### What the task asks
Pick out every line of the entries below where "Prix" occurs, and copy those lines.

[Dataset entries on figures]
[start]
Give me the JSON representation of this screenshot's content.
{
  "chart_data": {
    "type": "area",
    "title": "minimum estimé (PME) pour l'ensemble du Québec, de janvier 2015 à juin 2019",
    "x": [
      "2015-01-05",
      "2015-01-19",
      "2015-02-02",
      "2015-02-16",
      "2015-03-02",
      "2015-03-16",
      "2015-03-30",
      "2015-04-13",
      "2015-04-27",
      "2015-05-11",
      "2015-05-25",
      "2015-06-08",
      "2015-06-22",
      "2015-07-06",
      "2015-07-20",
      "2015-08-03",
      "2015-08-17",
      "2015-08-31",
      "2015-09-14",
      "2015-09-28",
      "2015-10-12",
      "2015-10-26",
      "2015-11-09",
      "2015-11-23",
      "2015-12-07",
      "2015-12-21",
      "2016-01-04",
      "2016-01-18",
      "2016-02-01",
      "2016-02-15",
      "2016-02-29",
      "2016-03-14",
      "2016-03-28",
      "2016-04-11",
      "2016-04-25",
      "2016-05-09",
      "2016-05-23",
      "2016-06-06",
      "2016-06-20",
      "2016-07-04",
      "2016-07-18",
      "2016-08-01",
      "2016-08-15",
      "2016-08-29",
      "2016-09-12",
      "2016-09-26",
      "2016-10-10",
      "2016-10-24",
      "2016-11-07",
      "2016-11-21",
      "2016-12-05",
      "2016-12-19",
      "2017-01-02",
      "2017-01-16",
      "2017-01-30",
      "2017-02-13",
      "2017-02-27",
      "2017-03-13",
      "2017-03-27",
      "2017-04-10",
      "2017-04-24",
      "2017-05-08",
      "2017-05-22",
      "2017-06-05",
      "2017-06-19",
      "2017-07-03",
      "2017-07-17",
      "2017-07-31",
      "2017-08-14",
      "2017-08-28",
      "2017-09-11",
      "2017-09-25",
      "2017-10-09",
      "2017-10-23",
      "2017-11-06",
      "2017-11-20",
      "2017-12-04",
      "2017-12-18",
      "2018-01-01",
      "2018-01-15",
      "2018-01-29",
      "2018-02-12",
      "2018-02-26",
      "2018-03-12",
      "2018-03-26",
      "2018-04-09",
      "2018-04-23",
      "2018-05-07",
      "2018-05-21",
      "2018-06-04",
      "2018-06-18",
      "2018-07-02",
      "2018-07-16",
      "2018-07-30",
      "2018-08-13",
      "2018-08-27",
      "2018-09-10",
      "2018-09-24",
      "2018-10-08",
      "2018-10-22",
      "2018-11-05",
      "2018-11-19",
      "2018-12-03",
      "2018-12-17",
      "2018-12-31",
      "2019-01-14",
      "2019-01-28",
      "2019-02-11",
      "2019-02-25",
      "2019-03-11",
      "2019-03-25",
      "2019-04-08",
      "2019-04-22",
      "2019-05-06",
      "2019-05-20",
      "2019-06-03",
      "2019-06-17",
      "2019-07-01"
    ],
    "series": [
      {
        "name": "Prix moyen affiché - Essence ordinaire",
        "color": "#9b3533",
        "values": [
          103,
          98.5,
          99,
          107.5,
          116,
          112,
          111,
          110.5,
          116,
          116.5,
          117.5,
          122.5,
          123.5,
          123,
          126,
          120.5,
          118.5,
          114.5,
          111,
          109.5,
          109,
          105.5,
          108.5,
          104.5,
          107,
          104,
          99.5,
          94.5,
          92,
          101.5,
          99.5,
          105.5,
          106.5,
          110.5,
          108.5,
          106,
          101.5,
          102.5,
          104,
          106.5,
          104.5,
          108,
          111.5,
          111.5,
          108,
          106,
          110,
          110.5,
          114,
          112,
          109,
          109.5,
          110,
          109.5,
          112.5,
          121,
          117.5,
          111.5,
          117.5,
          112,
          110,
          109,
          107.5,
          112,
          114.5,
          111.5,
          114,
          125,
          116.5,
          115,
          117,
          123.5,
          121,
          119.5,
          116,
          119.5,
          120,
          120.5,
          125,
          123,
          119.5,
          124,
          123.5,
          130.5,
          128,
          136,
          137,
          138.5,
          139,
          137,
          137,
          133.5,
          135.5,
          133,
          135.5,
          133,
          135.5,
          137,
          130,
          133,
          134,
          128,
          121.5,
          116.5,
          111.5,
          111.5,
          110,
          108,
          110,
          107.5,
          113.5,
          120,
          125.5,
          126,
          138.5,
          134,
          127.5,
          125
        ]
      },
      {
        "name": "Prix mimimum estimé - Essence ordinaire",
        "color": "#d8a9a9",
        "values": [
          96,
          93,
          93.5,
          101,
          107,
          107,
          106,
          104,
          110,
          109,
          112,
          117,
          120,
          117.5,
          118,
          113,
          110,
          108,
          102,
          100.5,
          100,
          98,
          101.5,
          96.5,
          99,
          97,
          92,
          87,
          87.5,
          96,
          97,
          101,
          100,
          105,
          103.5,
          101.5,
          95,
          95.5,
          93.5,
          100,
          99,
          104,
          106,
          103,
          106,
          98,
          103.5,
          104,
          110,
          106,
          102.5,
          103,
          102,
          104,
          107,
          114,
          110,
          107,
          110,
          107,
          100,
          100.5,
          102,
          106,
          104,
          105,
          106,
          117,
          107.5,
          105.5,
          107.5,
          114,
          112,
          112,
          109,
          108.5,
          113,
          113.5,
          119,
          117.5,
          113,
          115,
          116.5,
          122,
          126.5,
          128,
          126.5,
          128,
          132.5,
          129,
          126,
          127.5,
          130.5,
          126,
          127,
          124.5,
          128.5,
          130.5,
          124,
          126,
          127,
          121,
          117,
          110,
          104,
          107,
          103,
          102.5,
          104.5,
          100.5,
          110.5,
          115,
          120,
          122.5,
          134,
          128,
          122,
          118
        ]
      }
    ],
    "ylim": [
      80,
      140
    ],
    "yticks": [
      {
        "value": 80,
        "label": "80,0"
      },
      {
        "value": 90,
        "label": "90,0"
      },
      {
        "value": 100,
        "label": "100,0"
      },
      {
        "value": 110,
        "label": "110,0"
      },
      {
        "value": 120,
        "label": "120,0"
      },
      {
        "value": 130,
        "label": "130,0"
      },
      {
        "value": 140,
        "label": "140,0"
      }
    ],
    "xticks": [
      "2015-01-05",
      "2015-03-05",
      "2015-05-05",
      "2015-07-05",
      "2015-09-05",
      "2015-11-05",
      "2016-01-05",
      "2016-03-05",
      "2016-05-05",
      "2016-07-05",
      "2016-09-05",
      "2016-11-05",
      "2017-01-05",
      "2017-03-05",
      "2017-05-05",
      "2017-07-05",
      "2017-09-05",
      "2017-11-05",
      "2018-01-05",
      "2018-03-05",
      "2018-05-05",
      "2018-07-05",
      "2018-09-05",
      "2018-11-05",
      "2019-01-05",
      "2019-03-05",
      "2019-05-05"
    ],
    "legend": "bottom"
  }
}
[end]
### Solution to this problem
        "name": "Prix moyen affiché - Essence ordinaire",
        "name": "Prix mimimum estimé - Essence ordinaire",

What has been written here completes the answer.